→ **Aim of the exercise**: Below you will find a set of lines. Repeat them all exactly.

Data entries

○ ○ ○

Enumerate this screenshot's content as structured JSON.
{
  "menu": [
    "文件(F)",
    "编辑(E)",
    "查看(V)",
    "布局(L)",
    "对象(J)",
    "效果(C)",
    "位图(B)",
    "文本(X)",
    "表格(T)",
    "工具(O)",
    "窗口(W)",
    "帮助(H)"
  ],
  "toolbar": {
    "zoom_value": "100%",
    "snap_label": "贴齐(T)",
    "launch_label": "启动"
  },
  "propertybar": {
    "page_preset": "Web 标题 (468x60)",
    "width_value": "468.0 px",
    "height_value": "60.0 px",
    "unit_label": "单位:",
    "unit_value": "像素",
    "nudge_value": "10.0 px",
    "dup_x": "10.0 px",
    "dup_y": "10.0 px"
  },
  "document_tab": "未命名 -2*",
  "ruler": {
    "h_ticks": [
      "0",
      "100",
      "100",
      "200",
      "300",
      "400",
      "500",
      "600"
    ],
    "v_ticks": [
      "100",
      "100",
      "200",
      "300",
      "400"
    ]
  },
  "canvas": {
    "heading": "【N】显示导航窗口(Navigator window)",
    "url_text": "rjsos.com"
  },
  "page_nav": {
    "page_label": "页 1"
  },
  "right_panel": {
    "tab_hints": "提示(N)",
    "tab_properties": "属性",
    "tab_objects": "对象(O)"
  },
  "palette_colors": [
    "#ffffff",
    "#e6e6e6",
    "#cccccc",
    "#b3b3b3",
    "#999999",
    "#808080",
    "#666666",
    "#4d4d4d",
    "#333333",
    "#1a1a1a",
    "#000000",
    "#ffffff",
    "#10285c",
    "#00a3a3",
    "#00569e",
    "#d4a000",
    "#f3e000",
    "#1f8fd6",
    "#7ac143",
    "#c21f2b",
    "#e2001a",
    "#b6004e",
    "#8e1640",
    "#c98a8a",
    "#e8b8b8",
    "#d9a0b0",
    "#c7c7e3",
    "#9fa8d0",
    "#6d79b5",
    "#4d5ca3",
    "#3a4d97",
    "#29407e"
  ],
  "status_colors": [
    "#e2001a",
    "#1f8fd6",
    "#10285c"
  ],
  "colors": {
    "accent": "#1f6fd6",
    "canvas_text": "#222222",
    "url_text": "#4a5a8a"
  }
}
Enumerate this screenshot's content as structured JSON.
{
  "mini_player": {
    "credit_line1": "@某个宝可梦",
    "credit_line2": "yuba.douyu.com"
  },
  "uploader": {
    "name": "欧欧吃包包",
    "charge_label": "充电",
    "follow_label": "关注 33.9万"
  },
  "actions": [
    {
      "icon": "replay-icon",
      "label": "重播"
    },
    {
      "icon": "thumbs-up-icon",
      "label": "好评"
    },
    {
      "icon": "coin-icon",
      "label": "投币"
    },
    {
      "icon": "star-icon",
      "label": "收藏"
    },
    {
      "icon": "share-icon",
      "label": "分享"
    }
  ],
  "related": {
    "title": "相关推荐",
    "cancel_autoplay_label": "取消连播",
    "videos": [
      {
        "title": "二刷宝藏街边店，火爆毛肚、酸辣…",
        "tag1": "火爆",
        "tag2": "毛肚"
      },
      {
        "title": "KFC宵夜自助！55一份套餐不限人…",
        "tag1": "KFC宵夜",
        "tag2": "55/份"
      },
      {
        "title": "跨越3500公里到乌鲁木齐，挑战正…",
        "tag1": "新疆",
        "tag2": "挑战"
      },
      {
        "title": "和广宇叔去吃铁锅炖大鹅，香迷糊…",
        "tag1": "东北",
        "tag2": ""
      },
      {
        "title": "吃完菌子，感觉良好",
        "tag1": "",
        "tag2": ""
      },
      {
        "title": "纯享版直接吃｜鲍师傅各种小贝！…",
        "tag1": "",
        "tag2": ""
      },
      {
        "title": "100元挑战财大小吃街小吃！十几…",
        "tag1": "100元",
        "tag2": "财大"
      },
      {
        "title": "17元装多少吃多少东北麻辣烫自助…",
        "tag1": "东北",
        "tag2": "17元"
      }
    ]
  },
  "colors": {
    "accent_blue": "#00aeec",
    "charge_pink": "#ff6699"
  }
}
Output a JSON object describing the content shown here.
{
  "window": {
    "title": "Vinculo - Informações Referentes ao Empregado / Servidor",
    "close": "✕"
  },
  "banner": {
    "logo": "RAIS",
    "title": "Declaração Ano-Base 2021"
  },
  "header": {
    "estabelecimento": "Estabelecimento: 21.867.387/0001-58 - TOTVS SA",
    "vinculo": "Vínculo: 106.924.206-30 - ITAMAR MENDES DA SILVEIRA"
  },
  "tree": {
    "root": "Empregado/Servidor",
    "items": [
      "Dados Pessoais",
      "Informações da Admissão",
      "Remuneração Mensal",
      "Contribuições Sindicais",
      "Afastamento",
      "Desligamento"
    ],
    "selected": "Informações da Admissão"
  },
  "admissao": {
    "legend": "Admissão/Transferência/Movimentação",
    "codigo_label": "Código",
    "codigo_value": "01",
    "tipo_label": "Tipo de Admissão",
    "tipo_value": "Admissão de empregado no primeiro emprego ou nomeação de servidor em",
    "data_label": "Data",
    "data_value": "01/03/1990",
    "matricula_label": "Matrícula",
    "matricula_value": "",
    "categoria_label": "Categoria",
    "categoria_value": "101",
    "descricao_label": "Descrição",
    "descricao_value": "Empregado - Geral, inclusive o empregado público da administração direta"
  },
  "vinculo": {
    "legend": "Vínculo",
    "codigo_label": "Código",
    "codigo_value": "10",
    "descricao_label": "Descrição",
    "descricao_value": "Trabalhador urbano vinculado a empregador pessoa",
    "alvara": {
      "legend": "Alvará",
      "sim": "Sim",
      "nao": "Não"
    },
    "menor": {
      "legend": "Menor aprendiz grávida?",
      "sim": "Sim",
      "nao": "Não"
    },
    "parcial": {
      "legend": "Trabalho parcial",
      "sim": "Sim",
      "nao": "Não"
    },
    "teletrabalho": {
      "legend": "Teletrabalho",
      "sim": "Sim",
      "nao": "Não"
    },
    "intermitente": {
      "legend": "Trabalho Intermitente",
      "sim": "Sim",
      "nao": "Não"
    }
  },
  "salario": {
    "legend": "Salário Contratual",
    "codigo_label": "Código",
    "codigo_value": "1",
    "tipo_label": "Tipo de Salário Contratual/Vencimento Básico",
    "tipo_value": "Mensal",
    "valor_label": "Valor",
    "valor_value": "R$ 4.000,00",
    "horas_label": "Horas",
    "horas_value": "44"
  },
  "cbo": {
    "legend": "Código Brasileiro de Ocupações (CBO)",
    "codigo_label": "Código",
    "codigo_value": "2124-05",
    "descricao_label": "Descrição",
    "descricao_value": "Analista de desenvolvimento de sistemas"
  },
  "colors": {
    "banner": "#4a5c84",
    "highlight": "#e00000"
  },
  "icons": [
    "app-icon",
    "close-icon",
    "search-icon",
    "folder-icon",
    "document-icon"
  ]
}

○ ○ ○

→ **Right answer**:
Enumerate this screenshot's content as structured JSON.
{
  "menu": [
    "文件(F)",
    "编辑(E)",
    "查看(V)",
    "布局(L)",
    "对象(J)",
    "效果(C)",
    "位图(B)",
    "文本(X)",
    "表格(T)",
    "工具(O)",
    "窗口(W)",
    "帮助(H)"
  ],
  "toolbar": {
    "zoom_value": "100%",
    "snap_label": "贴齐(T)",
    "launch_label": "启动"
  },
  "propertybar": {
    "page_preset": "Web 标题 (468x60)",
    "width_value": "468.0 px",
    "height_value": "60.0 px",
    "unit_label": "单位:",
    "unit_value": "像素",
    "nudge_value": "10.0 px",
    "dup_x": "10.0 px",
    "dup_y": "10.0 px"
  },
  "document_tab": "未命名 -2*",
  "ruler": {
    "h_ticks": [
      "0",
      "100",
      "100",
      "200",
      "300",
      "400",
      "500",
      "600"
    ],
    "v_ticks": [
      "100",
      "100",
      "200",
      "300",
      "400"
    ]
  },
  "canvas": {
    "heading": "【N】显示导航窗口(Navigator window)",
    "url_text": "rjsos.com"
  },
  "page_nav": {
    "page_label": "页 1"
  },
  "right_panel": {
    "tab_hints": "提示(N)",
    "tab_properties": "属性",
    "tab_objects": "对象(O)"
  },
  "palette_colors": [
    "#ffffff",
    "#e6e6e6",
    "#cccccc",
    "#b3b3b3",
    "#999999",
    "#808080",
    "#666666",
    "#4d4d4d",
    "#333333",
    "#1a1a1a",
    "#000000",
    "#ffffff",
    "#10285c",
    "#00a3a3",
    "#00569e",
    "#d4a000",
    "#f3e000",
    "#1f8fd6",
    "#7ac143",
    "#c21f2b",
    "#e2001a",
    "#b6004e",
    "#8e1640",
    "#c98a8a",
    "#e8b8b8",
    "#d9a0b0",
    "#c7c7e3",
    "#9fa8d0",
    "#6d79b5",
    "#4d5ca3",
    "#3a4d97",
    "#29407e"
  ],
  "status_colors": [
    "#e2001a",
    "#1f8fd6",
    "#10285c"
  ],
  "colors": {
    "accent": "#1f6fd6",
    "canvas_text": "#222222",
    "url_text": "#4a5a8a"
  }
}
Enumerate this screenshot's content as structured JSON.
{
  "mini_player": {
    "credit_line1": "@某个宝可梦",
    "credit_line2": "yuba.douyu.com"
  },
  "uploader": {
    "name": "欧欧吃包包",
    "charge_label": "充电",
    "follow_label": "关注 33.9万"
  },
  "actions": [
    {
      "icon": "replay-icon",
      "label": "重播"
    },
    {
      "icon": "thumbs-up-icon",
      "label": "好评"
    },
    {
      "icon": "coin-icon",
      "label": "投币"
    },
    {
      "icon": "star-icon",
      "label": "收藏"
    },
    {
      "icon": "share-icon",
      "label": "分享"
    }
  ],
  "related": {
    "title": "相关推荐",
    "cancel_autoplay_label": "取消连播",
    "videos": [
      {
        "title": "二刷宝藏街边店，火爆毛肚、酸辣…",
        "tag1": "火爆",
        "tag2": "毛肚"
      },
      {
        "title": "KFC宵夜自助！55一份套餐不限人…",
        "tag1": "KFC宵夜",
        "tag2": "55/份"
      },
      {
        "title": "跨越3500公里到乌鲁木齐，挑战正…",
        "tag1": "新疆",
        "tag2": "挑战"
      },
      {
        "title": "和广宇叔去吃铁锅炖大鹅，香迷糊…",
        "tag1": "东北",
        "tag2": ""
      },
      {
        "title": "吃完菌子，感觉良好",
        "tag1": "",
        "tag2": ""
      },
      {
        "title": "纯享版直接吃｜鲍师傅各种小贝！…",
        "tag1": "",
        "tag2": ""
      },
      {
        "title": "100元挑战财大小吃街小吃！十几…",
        "tag1": "100元",
        "tag2": "财大"
      },
      {
        "title": "17元装多少吃多少东北麻辣烫自助…",
        "tag1": "东北",
        "tag2": "17元"
      }
    ]
  },
  "colors": {
    "accent_blue": "#00aeec",
    "charge_pink": "#ff6699"
  }
}
Output a JSON object describing the content shown here.
{
  "window": {
    "title": "Vinculo - Informações Referentes ao Empregado / Servidor",
    "close": "✕"
  },
  "banner": {
    "logo": "RAIS",
    "title": "Declaração Ano-Base 2021"
  },
  "header": {
    "estabelecimento": "Estabelecimento: 21.867.387/0001-58 - TOTVS SA",
    "vinculo": "Vínculo: 106.924.206-30 - ITAMAR MENDES DA SILVEIRA"
  },
  "tree": {
    "root": "Empregado/Servidor",
    "items": [
      "Dados Pessoais",
      "Informações da Admissão",
      "Remuneração Mensal",
      "Contribuições Sindicais",
      "Afastamento",
      "Desligamento"
    ],
    "selected": "Informações da Admissão"
  },
  "admissao": {
    "legend": "Admissão/Transferência/Movimentação",
    "codigo_label": "Código",
    "codigo_value": "01",
    "tipo_label": "Tipo de Admissão",
    "tipo_value": "Admissão de empregado no primeiro emprego ou nomeação de servidor em",
    "data_label": "Data",
    "data_value": "01/03/1990",
    "matricula_label": "Matrícula",
    "matricula_value": "",
    "categoria_label": "Categoria",
    "categoria_value": "101",
    "descricao_label": "Descrição",
    "descricao_value": "Empregado - Geral, inclusive o empregado público da administração direta"
  },
  "vinculo": {
    "legend": "Vínculo",
    "codigo_label": "Código",
    "codigo_value": "10",
    "descricao_label": "Descrição",
    "descricao_value": "Trabalhador urbano vinculado a empregador pessoa",
    "alvara": {
      "legend": "Alvará",
      "sim": "Sim",
      "nao": "Não"
    },
    "menor": {
      "legend": "Menor aprendiz grávida?",
      "sim": "Sim",
      "nao": "Não"
    },
    "parcial": {
      "legend": "Trabalho parcial",
      "sim": "Sim",
      "nao": "Não"
    },
    "teletrabalho": {
      "legend": "Teletrabalho",
      "sim": "Sim",
      "nao": "Não"
    },
    "intermitente": {
      "legend": "Trabalho Intermitente",
      "sim": "Sim",
      "nao": "Não"
    }
  },
  "salario": {
    "legend": "Salário Contratual",
    "codigo_label": "Código",
    "codigo_value": "1",
    "tipo_label": "Tipo de Salário Contratual/Vencimento Básico",
    "tipo_value": "Mensal",
    "valor_label": "Valor",
    "valor_value": "R$ 4.000,00",
    "horas_label": "Horas",
    "horas_value": "44"
  },
  "cbo": {
    "legend": "Código Brasileiro de Ocupações (CBO)",
    "codigo_label": "Código",
    "codigo_value": "2124-05",
    "descricao_label": "Descrição",
    "descricao_value": "Analista de desenvolvimento de sistemas"
  },
  "colors": {
    "banner": "#4a5c84",
    "highlight": "#e00000"
  },
  "icons": [
    "app-icon",
    "close-icon",
    "search-icon",
    "folder-icon",
    "document-icon"
  ]
}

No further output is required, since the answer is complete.